====== Data supplied ======
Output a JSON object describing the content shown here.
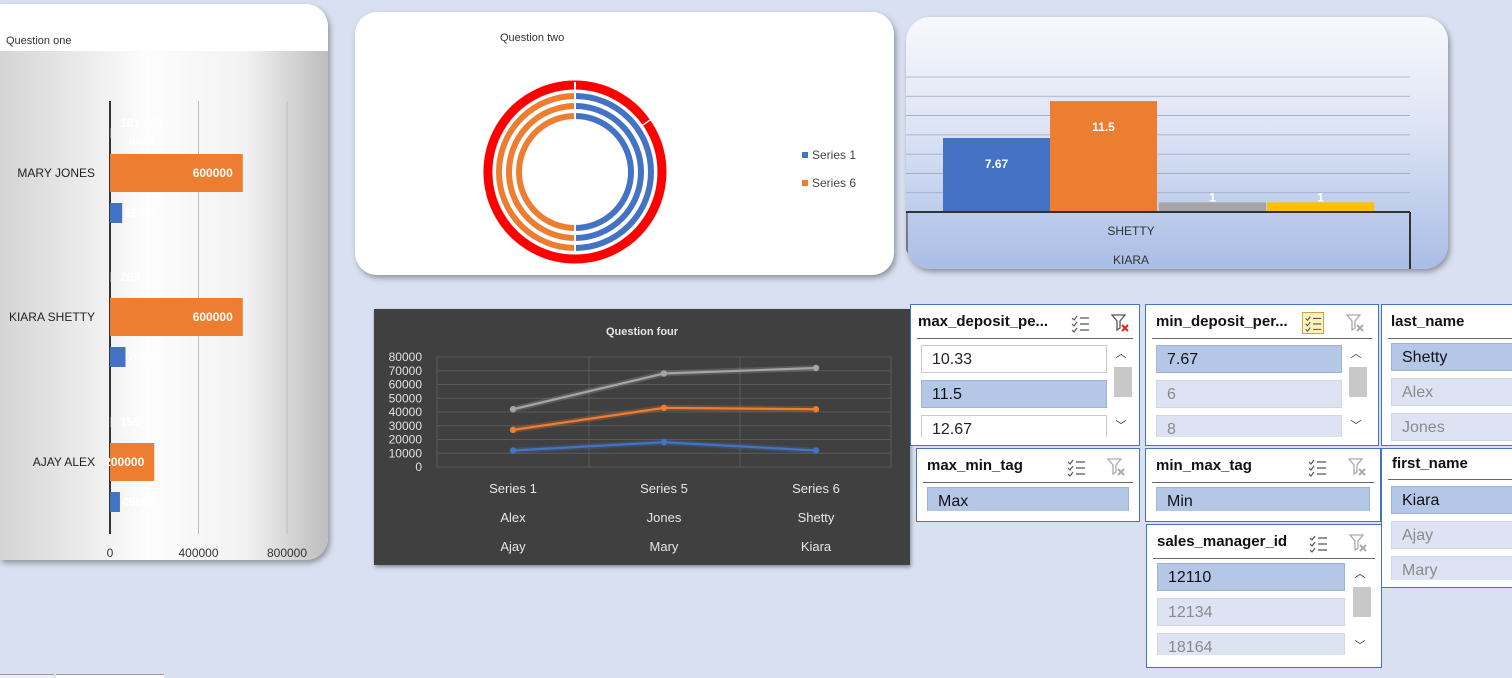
{
  "charts": {
    "q1": {
      "title": "Question  one",
      "categories": [
        "AJAY ALEX",
        "KIARA SHETTY",
        "MARY JONES"
      ],
      "series": [
        {
          "color": "#4472c4",
          "values": [
            45000,
            70000,
            55000
          ],
          "labels": [
            "45000",
            "70000",
            "55000"
          ]
        },
        {
          "color": "#ed7d31",
          "values": [
            200000,
            600000,
            600000
          ],
          "labels": [
            "200000",
            "600000",
            "600000"
          ]
        },
        {
          "color": "#a5a5a5",
          "values": [
            155,
            265,
            181.666
          ],
          "labels": [
            "155",
            "265",
            "181.666\n6667"
          ]
        }
      ],
      "xticks": [
        "0",
        "400000",
        "800000"
      ],
      "xlim": [
        0,
        900000
      ]
    },
    "q2": {
      "title": "Question  two",
      "legend": [
        {
          "name": "Series 1",
          "color": "#4472c4"
        },
        {
          "name": "Series 6",
          "color": "#ed7d31"
        }
      ]
    },
    "q3": {
      "categories_outer": "KIARA",
      "categories_inner": "SHETTY",
      "values": [
        7.67,
        11.5,
        1,
        1
      ],
      "labels": [
        "7.67",
        "11.5",
        "1",
        "1"
      ],
      "colors": [
        "#4472c4",
        "#ed7d31",
        "#a5a5a5",
        "#ffc000"
      ],
      "ylim": [
        0,
        14
      ]
    },
    "q4": {
      "title": "Question four",
      "yticks": [
        "80000",
        "70000",
        "60000",
        "50000",
        "40000",
        "30000",
        "20000",
        "10000",
        "0"
      ],
      "ylim": [
        0,
        80000
      ],
      "x_level1": [
        "Series 1",
        "Series 5",
        "Series 6"
      ],
      "x_level2": [
        "Alex",
        "Jones",
        "Shetty"
      ],
      "x_level3": [
        "Ajay",
        "Mary",
        "Kiara"
      ],
      "series": [
        {
          "color": "#a5a5a5",
          "values": [
            42000,
            68000,
            72000
          ]
        },
        {
          "color": "#ed7d31",
          "values": [
            27000,
            43000,
            42000
          ]
        },
        {
          "color": "#4472c4",
          "values": [
            12000,
            18000,
            12000
          ]
        }
      ]
    }
  },
  "chart_data": [
    {
      "type": "bar",
      "title": "Question  one",
      "categories": [
        "AJAY ALEX",
        "KIARA SHETTY",
        "MARY JONES"
      ],
      "series": [
        {
          "values": [
            45000,
            70000,
            55000
          ]
        },
        {
          "values": [
            200000,
            600000,
            600000
          ]
        },
        {
          "values": [
            155,
            265,
            181.6666667
          ]
        }
      ],
      "xlim": [
        0,
        900000
      ]
    },
    {
      "type": "pie",
      "title": "Question  two",
      "series": [
        {
          "name": "Series 1"
        },
        {
          "name": "Series 6"
        }
      ]
    },
    {
      "type": "bar",
      "categories": [
        "KIARA / SHETTY"
      ],
      "values": [
        7.67,
        11.5,
        1,
        1
      ]
    },
    {
      "type": "line",
      "title": "Question four",
      "categories": [
        "Series 1 / Alex / Ajay",
        "Series 5 / Jones / Mary",
        "Series 6 / Shetty / Kiara"
      ],
      "series": [
        {
          "values": [
            42000,
            68000,
            72000
          ]
        },
        {
          "values": [
            27000,
            43000,
            42000
          ]
        },
        {
          "values": [
            12000,
            18000,
            12000
          ]
        }
      ],
      "ylim": [
        0,
        80000
      ]
    }
  ],
  "slicers": {
    "max_deposit": {
      "title": "max_deposit_pe...",
      "items": [
        "10.33",
        "11.5",
        "12.67"
      ],
      "multiselect_icon": "multiselect-icon",
      "clear_icon": "clear-filter-icon-active"
    },
    "min_deposit": {
      "title": "min_deposit_per...",
      "items": [
        "7.67",
        "6",
        "8"
      ],
      "multiselect_icon": "multiselect-icon",
      "clear_icon": "clear-filter-icon"
    },
    "last_name": {
      "title": "last_name",
      "items": [
        "Shetty",
        "Alex",
        "Jones"
      ]
    },
    "max_min_tag": {
      "title": "max_min_tag",
      "items": [
        "Max"
      ]
    },
    "min_max_tag": {
      "title": "min_max_tag",
      "items": [
        "Min"
      ]
    },
    "first_name": {
      "title": "first_name",
      "items": [
        "Kiara",
        "Ajay",
        "Mary"
      ]
    },
    "sales_manager_id": {
      "title": "sales_manager_id",
      "items": [
        "12110",
        "12134",
        "18164"
      ]
    }
  }
}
======
All of the lines above should be retyped precisely, apart from the pictures.

Output a JSON object describing the content shown here.
{
  "charts": {
    "q1": {
      "title": "Question  one",
      "categories": [
        "AJAY ALEX",
        "KIARA SHETTY",
        "MARY JONES"
      ],
      "series": [
        {
          "color": "#4472c4",
          "values": [
            45000,
            70000,
            55000
          ],
          "labels": [
            "45000",
            "70000",
            "55000"
          ]
        },
        {
          "color": "#ed7d31",
          "values": [
            200000,
            600000,
            600000
          ],
          "labels": [
            "200000",
            "600000",
            "600000"
          ]
        },
        {
          "color": "#a5a5a5",
          "values": [
            155,
            265,
            181.666
          ],
          "labels": [
            "155",
            "265",
            "181.666\n6667"
          ]
        }
      ],
      "xticks": [
        "0",
        "400000",
        "800000"
      ],
      "xlim": [
        0,
        900000
      ]
    },
    "q2": {
      "title": "Question  two",
      "legend": [
        {
          "name": "Series 1",
          "color": "#4472c4"
        },
        {
          "name": "Series 6",
          "color": "#ed7d31"
        }
      ]
    },
    "q3": {
      "categories_outer": "KIARA",
      "categories_inner": "SHETTY",
      "values": [
        7.67,
        11.5,
        1,
        1
      ],
      "labels": [
        "7.67",
        "11.5",
        "1",
        "1"
      ],
      "colors": [
        "#4472c4",
        "#ed7d31",
        "#a5a5a5",
        "#ffc000"
      ],
      "ylim": [
        0,
        14
      ]
    },
    "q4": {
      "title": "Question four",
      "yticks": [
        "80000",
        "70000",
        "60000",
        "50000",
        "40000",
        "30000",
        "20000",
        "10000",
        "0"
      ],
      "ylim": [
        0,
        80000
      ],
      "x_level1": [
        "Series 1",
        "Series 5",
        "Series 6"
      ],
      "x_level2": [
        "Alex",
        "Jones",
        "Shetty"
      ],
      "x_level3": [
        "Ajay",
        "Mary",
        "Kiara"
      ],
      "series": [
        {
          "color": "#a5a5a5",
          "values": [
            42000,
            68000,
            72000
          ]
        },
        {
          "color": "#ed7d31",
          "values": [
            27000,
            43000,
            42000
          ]
        },
        {
          "color": "#4472c4",
          "values": [
            12000,
            18000,
            12000
          ]
        }
      ]
    }
  },
  "chart_data": [
    {
      "type": "bar",
      "title": "Question  one",
      "categories": [
        "AJAY ALEX",
        "KIARA SHETTY",
        "MARY JONES"
      ],
      "series": [
        {
          "values": [
            45000,
            70000,
            55000
          ]
        },
        {
          "values": [
            200000,
            600000,
            600000
          ]
        },
        {
          "values": [
            155,
            265,
            181.6666667
          ]
        }
      ],
      "xlim": [
        0,
        900000
      ]
    },
    {
      "type": "pie",
      "title": "Question  two",
      "series": [
        {
          "name": "Series 1"
        },
        {
          "name": "Series 6"
        }
      ]
    },
    {
      "type": "bar",
      "categories": [
        "KIARA / SHETTY"
      ],
      "values": [
        7.67,
        11.5,
        1,
        1
      ]
    },
    {
      "type": "line",
      "title": "Question four",
      "categories": [
        "Series 1 / Alex / Ajay",
        "Series 5 / Jones / Mary",
        "Series 6 / Shetty / Kiara"
      ],
      "series": [
        {
          "values": [
            42000,
            68000,
            72000
          ]
        },
        {
          "values": [
            27000,
            43000,
            42000
          ]
        },
        {
          "values": [
            12000,
            18000,
            12000
          ]
        }
      ],
      "ylim": [
        0,
        80000
      ]
    }
  ],
  "slicers": {
    "max_deposit": {
      "title": "max_deposit_pe...",
      "items": [
        "10.33",
        "11.5",
        "12.67"
      ],
      "multiselect_icon": "multiselect-icon",
      "clear_icon": "clear-filter-icon-active"
    },
    "min_deposit": {
      "title": "min_deposit_per...",
      "items": [
        "7.67",
        "6",
        "8"
      ],
      "multiselect_icon": "multiselect-icon",
      "clear_icon": "clear-filter-icon"
    },
    "last_name": {
      "title": "last_name",
      "items": [
        "Shetty",
        "Alex",
        "Jones"
      ]
    },
    "max_min_tag": {
      "title": "max_min_tag",
      "items": [
        "Max"
      ]
    },
    "min_max_tag": {
      "title": "min_max_tag",
      "items": [
        "Min"
      ]
    },
    "first_name": {
      "title": "first_name",
      "items": [
        "Kiara",
        "Ajay",
        "Mary"
      ]
    },
    "sales_manager_id": {
      "title": "sales_manager_id",
      "items": [
        "12110",
        "12134",
        "18164"
      ]
    }
  }
}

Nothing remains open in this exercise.